_WHAT IS ASKED_:
Retype every entry exactly, character for character.
▽
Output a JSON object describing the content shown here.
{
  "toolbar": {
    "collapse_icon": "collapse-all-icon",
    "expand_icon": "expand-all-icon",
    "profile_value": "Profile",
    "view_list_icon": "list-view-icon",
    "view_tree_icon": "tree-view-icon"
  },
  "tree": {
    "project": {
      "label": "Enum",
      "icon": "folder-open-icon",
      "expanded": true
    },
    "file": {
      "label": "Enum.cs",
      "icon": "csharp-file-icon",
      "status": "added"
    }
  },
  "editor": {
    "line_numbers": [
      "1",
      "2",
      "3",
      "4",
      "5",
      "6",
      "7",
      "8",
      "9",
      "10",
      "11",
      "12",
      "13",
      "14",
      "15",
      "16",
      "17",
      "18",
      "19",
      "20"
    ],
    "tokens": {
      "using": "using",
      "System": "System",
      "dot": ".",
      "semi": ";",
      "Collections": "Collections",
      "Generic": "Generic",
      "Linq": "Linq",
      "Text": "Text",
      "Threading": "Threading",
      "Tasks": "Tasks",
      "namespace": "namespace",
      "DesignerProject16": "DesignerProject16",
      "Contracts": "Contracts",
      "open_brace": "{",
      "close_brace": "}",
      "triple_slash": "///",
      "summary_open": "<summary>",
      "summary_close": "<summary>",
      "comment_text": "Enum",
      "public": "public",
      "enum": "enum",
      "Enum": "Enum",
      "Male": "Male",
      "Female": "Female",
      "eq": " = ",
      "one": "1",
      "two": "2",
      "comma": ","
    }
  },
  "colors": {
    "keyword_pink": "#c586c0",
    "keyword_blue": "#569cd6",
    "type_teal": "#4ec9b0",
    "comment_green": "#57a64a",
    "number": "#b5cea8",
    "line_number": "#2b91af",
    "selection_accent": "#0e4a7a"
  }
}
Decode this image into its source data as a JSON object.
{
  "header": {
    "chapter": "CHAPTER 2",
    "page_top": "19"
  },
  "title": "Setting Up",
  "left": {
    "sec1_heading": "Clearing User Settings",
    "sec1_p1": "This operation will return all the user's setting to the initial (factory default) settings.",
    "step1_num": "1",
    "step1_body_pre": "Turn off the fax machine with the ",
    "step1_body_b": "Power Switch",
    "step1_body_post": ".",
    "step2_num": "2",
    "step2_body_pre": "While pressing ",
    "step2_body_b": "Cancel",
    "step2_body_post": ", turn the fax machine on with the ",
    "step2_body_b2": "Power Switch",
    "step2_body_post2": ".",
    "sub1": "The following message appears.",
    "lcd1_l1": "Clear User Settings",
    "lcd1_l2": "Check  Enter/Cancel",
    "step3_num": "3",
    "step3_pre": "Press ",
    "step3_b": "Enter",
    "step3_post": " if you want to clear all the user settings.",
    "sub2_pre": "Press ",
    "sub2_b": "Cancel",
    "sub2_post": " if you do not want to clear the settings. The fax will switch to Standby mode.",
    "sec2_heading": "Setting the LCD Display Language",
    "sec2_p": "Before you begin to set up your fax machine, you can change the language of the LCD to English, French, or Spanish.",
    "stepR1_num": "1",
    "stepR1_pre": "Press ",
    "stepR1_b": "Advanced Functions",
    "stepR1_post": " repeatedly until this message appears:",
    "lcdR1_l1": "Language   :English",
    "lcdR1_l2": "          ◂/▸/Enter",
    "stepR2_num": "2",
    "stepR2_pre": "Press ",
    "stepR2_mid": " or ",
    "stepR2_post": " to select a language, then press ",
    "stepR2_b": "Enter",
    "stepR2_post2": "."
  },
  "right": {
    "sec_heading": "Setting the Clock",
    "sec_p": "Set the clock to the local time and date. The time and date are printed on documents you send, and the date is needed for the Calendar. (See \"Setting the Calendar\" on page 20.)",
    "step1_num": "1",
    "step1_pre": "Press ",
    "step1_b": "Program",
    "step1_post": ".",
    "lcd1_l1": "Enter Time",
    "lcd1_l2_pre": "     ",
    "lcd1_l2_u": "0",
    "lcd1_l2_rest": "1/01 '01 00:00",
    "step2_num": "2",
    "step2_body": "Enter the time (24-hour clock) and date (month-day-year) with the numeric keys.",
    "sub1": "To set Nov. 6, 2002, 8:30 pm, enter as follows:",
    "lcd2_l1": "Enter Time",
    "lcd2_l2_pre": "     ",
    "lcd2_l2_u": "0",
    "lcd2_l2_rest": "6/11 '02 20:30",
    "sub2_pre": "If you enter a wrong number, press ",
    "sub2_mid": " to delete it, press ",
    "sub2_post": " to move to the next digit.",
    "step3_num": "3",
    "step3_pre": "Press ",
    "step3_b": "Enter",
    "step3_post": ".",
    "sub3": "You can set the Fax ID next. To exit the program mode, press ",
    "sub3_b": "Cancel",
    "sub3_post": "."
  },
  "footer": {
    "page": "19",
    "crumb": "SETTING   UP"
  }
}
△
_OUTPUT BELOW_:
Output a JSON object describing the content shown here.
{
  "toolbar": {
    "collapse_icon": "collapse-all-icon",
    "expand_icon": "expand-all-icon",
    "profile_value": "Profile",
    "view_list_icon": "list-view-icon",
    "view_tree_icon": "tree-view-icon"
  },
  "tree": {
    "project": {
      "label": "Enum",
      "icon": "folder-open-icon",
      "expanded": true
    },
    "file": {
      "label": "Enum.cs",
      "icon": "csharp-file-icon",
      "status": "added"
    }
  },
  "editor": {
    "line_numbers": [
      "1",
      "2",
      "3",
      "4",
      "5",
      "6",
      "7",
      "8",
      "9",
      "10",
      "11",
      "12",
      "13",
      "14",
      "15",
      "16",
      "17",
      "18",
      "19",
      "20"
    ],
    "tokens": {
      "using": "using",
      "System": "System",
      "dot": ".",
      "semi": ";",
      "Collections": "Collections",
      "Generic": "Generic",
      "Linq": "Linq",
      "Text": "Text",
      "Threading": "Threading",
      "Tasks": "Tasks",
      "namespace": "namespace",
      "DesignerProject16": "DesignerProject16",
      "Contracts": "Contracts",
      "open_brace": "{",
      "close_brace": "}",
      "triple_slash": "///",
      "summary_open": "<summary>",
      "summary_close": "<summary>",
      "comment_text": "Enum",
      "public": "public",
      "enum": "enum",
      "Enum": "Enum",
      "Male": "Male",
      "Female": "Female",
      "eq": " = ",
      "one": "1",
      "two": "2",
      "comma": ","
    }
  },
  "colors": {
    "keyword_pink": "#c586c0",
    "keyword_blue": "#569cd6",
    "type_teal": "#4ec9b0",
    "comment_green": "#57a64a",
    "number": "#b5cea8",
    "line_number": "#2b91af",
    "selection_accent": "#0e4a7a"
  }
}
Decode this image into its source data as a JSON object.
{
  "header": {
    "chapter": "CHAPTER 2",
    "page_top": "19"
  },
  "title": "Setting Up",
  "left": {
    "sec1_heading": "Clearing User Settings",
    "sec1_p1": "This operation will return all the user's setting to the initial (factory default) settings.",
    "step1_num": "1",
    "step1_body_pre": "Turn off the fax machine with the ",
    "step1_body_b": "Power Switch",
    "step1_body_post": ".",
    "step2_num": "2",
    "step2_body_pre": "While pressing ",
    "step2_body_b": "Cancel",
    "step2_body_post": ", turn the fax machine on with the ",
    "step2_body_b2": "Power Switch",
    "step2_body_post2": ".",
    "sub1": "The following message appears.",
    "lcd1_l1": "Clear User Settings",
    "lcd1_l2": "Check  Enter/Cancel",
    "step3_num": "3",
    "step3_pre": "Press ",
    "step3_b": "Enter",
    "step3_post": " if you want to clear all the user settings.",
    "sub2_pre": "Press ",
    "sub2_b": "Cancel",
    "sub2_post": " if you do not want to clear the settings. The fax will switch to Standby mode.",
    "sec2_heading": "Setting the LCD Display Language",
    "sec2_p": "Before you begin to set up your fax machine, you can change the language of the LCD to English, French, or Spanish.",
    "stepR1_num": "1",
    "stepR1_pre": "Press ",
    "stepR1_b": "Advanced Functions",
    "stepR1_post": " repeatedly until this message appears:",
    "lcdR1_l1": "Language   :English",
    "lcdR1_l2": "          ◂/▸/Enter",
    "stepR2_num": "2",
    "stepR2_pre": "Press ",
    "stepR2_mid": " or ",
    "stepR2_post": " to select a language, then press ",
    "stepR2_b": "Enter",
    "stepR2_post2": "."
  },
  "right": {
    "sec_heading": "Setting the Clock",
    "sec_p": "Set the clock to the local time and date. The time and date are printed on documents you send, and the date is needed for the Calendar. (See \"Setting the Calendar\" on page 20.)",
    "step1_num": "1",
    "step1_pre": "Press ",
    "step1_b": "Program",
    "step1_post": ".",
    "lcd1_l1": "Enter Time",
    "lcd1_l2_pre": "     ",
    "lcd1_l2_u": "0",
    "lcd1_l2_rest": "1/01 '01 00:00",
    "step2_num": "2",
    "step2_body": "Enter the time (24-hour clock) and date (month-day-year) with the numeric keys.",
    "sub1": "To set Nov. 6, 2002, 8:30 pm, enter as follows:",
    "lcd2_l1": "Enter Time",
    "lcd2_l2_pre": "     ",
    "lcd2_l2_u": "0",
    "lcd2_l2_rest": "6/11 '02 20:30",
    "sub2_pre": "If you enter a wrong number, press ",
    "sub2_mid": " to delete it, press ",
    "sub2_post": " to move to the next digit.",
    "step3_num": "3",
    "step3_pre": "Press ",
    "step3_b": "Enter",
    "step3_post": ".",
    "sub3": "You can set the Fax ID next. To exit the program mode, press ",
    "sub3_b": "Cancel",
    "sub3_post": "."
  },
  "footer": {
    "page": "19",
    "crumb": "SETTING   UP"
  }
}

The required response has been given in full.